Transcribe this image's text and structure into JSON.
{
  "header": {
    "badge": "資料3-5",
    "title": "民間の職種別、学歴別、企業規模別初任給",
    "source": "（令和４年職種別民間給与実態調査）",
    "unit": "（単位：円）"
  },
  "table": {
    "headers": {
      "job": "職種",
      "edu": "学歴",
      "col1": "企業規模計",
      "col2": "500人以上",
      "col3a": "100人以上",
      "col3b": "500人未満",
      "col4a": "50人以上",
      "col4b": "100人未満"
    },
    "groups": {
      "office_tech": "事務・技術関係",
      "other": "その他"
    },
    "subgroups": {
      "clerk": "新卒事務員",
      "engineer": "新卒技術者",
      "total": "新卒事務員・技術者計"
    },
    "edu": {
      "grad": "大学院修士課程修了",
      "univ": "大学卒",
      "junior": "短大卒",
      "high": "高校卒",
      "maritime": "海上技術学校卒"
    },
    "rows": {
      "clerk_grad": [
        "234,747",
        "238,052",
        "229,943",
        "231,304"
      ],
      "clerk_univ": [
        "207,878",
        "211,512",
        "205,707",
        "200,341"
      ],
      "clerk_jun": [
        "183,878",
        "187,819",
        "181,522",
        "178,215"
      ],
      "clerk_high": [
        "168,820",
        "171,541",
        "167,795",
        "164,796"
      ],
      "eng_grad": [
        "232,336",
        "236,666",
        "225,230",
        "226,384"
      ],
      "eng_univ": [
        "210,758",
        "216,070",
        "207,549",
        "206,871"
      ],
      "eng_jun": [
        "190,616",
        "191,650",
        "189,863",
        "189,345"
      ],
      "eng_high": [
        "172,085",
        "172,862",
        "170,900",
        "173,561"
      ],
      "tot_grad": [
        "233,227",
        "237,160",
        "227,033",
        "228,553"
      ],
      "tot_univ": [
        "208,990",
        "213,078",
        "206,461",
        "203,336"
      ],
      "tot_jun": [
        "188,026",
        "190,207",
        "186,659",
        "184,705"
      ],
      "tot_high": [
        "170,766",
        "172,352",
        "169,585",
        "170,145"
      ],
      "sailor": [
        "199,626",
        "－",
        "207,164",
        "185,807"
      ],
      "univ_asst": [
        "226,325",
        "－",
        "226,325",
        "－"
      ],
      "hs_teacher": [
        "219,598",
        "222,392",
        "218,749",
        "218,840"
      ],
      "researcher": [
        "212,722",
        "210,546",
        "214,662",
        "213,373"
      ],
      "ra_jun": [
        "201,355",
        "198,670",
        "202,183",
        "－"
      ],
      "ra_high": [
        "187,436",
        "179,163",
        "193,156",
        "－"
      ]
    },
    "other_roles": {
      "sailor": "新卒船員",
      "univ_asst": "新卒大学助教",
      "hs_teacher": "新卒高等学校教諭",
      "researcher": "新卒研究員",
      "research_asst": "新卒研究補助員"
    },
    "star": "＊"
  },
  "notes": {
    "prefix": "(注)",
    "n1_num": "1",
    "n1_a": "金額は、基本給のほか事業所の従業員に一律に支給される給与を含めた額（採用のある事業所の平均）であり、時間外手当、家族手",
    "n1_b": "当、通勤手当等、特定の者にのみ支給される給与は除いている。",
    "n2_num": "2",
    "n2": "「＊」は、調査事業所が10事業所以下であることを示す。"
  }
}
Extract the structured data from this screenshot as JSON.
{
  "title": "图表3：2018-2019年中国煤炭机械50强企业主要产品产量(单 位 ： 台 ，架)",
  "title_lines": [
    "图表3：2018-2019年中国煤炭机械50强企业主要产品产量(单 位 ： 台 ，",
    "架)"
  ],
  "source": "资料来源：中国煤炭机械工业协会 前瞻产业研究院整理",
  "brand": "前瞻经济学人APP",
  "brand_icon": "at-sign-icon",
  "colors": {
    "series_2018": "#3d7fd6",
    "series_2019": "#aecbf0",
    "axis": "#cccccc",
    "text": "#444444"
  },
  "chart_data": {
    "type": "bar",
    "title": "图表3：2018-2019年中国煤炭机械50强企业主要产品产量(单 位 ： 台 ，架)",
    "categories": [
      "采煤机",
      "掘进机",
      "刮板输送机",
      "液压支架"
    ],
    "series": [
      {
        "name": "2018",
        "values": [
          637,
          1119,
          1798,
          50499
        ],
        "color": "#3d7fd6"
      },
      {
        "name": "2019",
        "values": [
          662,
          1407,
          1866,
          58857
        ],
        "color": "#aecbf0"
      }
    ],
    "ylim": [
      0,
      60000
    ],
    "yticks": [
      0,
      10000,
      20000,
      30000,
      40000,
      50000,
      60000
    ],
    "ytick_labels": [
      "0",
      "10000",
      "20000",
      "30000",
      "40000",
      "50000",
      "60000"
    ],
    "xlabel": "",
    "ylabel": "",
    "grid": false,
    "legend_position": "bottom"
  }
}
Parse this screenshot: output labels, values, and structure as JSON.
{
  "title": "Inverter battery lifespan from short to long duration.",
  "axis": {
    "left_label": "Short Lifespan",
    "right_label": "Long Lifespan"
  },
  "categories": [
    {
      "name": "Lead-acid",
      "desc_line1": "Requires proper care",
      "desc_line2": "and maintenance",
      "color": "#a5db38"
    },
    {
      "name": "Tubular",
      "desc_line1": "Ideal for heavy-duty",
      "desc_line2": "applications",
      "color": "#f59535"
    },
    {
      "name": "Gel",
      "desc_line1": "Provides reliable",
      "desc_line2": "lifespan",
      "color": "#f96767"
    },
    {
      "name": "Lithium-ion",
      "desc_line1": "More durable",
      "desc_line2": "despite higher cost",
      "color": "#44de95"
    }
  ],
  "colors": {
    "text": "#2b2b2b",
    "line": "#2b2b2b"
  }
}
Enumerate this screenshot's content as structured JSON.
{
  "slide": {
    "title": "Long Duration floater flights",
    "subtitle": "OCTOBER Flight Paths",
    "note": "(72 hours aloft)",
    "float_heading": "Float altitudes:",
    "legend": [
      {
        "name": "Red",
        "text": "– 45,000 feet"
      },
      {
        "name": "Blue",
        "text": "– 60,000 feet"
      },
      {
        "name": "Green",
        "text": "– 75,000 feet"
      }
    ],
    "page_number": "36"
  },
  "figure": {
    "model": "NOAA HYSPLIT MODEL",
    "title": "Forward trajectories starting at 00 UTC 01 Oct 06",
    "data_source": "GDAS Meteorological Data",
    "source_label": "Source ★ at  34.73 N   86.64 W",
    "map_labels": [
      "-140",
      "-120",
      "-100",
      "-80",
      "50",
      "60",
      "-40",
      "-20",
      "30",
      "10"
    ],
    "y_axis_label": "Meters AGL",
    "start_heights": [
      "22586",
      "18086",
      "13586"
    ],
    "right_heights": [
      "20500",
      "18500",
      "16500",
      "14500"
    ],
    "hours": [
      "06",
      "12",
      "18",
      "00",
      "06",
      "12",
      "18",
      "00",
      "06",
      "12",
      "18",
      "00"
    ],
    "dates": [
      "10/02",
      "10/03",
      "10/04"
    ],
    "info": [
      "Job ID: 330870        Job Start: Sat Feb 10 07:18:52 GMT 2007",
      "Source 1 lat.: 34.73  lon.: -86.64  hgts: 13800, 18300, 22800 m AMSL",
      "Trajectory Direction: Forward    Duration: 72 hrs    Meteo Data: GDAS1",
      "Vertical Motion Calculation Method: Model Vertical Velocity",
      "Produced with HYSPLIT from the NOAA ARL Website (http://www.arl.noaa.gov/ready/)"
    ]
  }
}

• [TASK PROMPT]:
Copy each line of the records containing the string "name".

• [TASK OUTPUT]:
        "name": "2018",
        "name": "2019",
      "name": "Lead-acid",
      "name": "Tubular",
      "name": "Gel",
      "name": "Lithium-ion",
        "name": "Red",
        "name": "Blue",
        "name": "Green",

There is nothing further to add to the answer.